WRITTEN TASK:
Print out the material that follows word for word.

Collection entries
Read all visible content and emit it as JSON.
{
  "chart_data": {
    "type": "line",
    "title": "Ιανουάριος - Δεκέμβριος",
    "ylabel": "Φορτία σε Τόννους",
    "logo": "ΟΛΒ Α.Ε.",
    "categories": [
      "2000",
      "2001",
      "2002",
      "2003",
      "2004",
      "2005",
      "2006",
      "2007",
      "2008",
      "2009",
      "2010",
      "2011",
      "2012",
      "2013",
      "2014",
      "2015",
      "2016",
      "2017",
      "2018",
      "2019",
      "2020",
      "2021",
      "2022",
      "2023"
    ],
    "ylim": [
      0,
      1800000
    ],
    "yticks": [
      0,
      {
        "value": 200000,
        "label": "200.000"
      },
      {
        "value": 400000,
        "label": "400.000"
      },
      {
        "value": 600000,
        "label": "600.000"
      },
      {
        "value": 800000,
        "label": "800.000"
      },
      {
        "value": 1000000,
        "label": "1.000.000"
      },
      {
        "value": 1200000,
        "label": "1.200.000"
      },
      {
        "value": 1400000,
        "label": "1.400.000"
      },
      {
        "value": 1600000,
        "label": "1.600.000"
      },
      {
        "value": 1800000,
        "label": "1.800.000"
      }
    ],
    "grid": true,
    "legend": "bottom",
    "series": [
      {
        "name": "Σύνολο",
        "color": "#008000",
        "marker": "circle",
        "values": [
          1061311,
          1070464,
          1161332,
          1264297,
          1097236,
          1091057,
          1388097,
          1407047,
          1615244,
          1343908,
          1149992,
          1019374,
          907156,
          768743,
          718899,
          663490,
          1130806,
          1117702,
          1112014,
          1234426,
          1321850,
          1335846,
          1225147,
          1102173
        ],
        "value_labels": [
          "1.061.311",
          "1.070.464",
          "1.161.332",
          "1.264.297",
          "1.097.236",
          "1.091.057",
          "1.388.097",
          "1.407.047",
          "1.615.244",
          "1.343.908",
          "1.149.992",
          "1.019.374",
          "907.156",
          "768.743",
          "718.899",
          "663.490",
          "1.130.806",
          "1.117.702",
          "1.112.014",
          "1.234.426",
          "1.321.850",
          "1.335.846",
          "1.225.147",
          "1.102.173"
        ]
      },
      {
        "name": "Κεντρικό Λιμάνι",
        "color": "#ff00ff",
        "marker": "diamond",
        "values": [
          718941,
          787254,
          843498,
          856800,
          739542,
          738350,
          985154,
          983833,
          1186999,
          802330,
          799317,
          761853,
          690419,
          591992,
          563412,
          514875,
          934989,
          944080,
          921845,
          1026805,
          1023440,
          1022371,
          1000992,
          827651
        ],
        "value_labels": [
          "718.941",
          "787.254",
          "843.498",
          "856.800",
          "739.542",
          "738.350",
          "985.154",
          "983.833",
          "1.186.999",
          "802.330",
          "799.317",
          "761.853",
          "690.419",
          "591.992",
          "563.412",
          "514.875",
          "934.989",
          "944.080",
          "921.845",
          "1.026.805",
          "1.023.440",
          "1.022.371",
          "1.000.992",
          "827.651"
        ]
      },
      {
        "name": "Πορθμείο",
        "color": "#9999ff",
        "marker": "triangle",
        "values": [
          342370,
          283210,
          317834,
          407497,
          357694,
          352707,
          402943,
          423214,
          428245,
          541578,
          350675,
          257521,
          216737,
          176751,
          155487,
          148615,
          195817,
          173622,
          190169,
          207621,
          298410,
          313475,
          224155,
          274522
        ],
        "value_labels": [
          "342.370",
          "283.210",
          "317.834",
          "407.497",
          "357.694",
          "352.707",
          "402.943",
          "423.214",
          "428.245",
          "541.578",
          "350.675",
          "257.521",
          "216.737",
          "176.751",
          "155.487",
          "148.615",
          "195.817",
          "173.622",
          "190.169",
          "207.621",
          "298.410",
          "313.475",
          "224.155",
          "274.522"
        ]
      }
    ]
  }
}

ANSWER TO THIS EXERCISE:
Read all visible content and emit it as JSON.
{
  "chart_data": {
    "type": "line",
    "title": "Ιανουάριος - Δεκέμβριος",
    "ylabel": "Φορτία σε Τόννους",
    "logo": "ΟΛΒ Α.Ε.",
    "categories": [
      "2000",
      "2001",
      "2002",
      "2003",
      "2004",
      "2005",
      "2006",
      "2007",
      "2008",
      "2009",
      "2010",
      "2011",
      "2012",
      "2013",
      "2014",
      "2015",
      "2016",
      "2017",
      "2018",
      "2019",
      "2020",
      "2021",
      "2022",
      "2023"
    ],
    "ylim": [
      0,
      1800000
    ],
    "yticks": [
      0,
      {
        "value": 200000,
        "label": "200.000"
      },
      {
        "value": 400000,
        "label": "400.000"
      },
      {
        "value": 600000,
        "label": "600.000"
      },
      {
        "value": 800000,
        "label": "800.000"
      },
      {
        "value": 1000000,
        "label": "1.000.000"
      },
      {
        "value": 1200000,
        "label": "1.200.000"
      },
      {
        "value": 1400000,
        "label": "1.400.000"
      },
      {
        "value": 1600000,
        "label": "1.600.000"
      },
      {
        "value": 1800000,
        "label": "1.800.000"
      }
    ],
    "grid": true,
    "legend": "bottom",
    "series": [
      {
        "name": "Σύνολο",
        "color": "#008000",
        "marker": "circle",
        "values": [
          1061311,
          1070464,
          1161332,
          1264297,
          1097236,
          1091057,
          1388097,
          1407047,
          1615244,
          1343908,
          1149992,
          1019374,
          907156,
          768743,
          718899,
          663490,
          1130806,
          1117702,
          1112014,
          1234426,
          1321850,
          1335846,
          1225147,
          1102173
        ],
        "value_labels": [
          "1.061.311",
          "1.070.464",
          "1.161.332",
          "1.264.297",
          "1.097.236",
          "1.091.057",
          "1.388.097",
          "1.407.047",
          "1.615.244",
          "1.343.908",
          "1.149.992",
          "1.019.374",
          "907.156",
          "768.743",
          "718.899",
          "663.490",
          "1.130.806",
          "1.117.702",
          "1.112.014",
          "1.234.426",
          "1.321.850",
          "1.335.846",
          "1.225.147",
          "1.102.173"
        ]
      },
      {
        "name": "Κεντρικό Λιμάνι",
        "color": "#ff00ff",
        "marker": "diamond",
        "values": [
          718941,
          787254,
          843498,
          856800,
          739542,
          738350,
          985154,
          983833,
          1186999,
          802330,
          799317,
          761853,
          690419,
          591992,
          563412,
          514875,
          934989,
          944080,
          921845,
          1026805,
          1023440,
          1022371,
          1000992,
          827651
        ],
        "value_labels": [
          "718.941",
          "787.254",
          "843.498",
          "856.800",
          "739.542",
          "738.350",
          "985.154",
          "983.833",
          "1.186.999",
          "802.330",
          "799.317",
          "761.853",
          "690.419",
          "591.992",
          "563.412",
          "514.875",
          "934.989",
          "944.080",
          "921.845",
          "1.026.805",
          "1.023.440",
          "1.022.371",
          "1.000.992",
          "827.651"
        ]
      },
      {
        "name": "Πορθμείο",
        "color": "#9999ff",
        "marker": "triangle",
        "values": [
          342370,
          283210,
          317834,
          407497,
          357694,
          352707,
          402943,
          423214,
          428245,
          541578,
          350675,
          257521,
          216737,
          176751,
          155487,
          148615,
          195817,
          173622,
          190169,
          207621,
          298410,
          313475,
          224155,
          274522
        ],
        "value_labels": [
          "342.370",
          "283.210",
          "317.834",
          "407.497",
          "357.694",
          "352.707",
          "402.943",
          "423.214",
          "428.245",
          "541.578",
          "350.675",
          "257.521",
          "216.737",
          "176.751",
          "155.487",
          "148.615",
          "195.817",
          "173.622",
          "190.169",
          "207.621",
          "298.410",
          "313.475",
          "224.155",
          "274.522"
        ]
      }
    ]
  }
}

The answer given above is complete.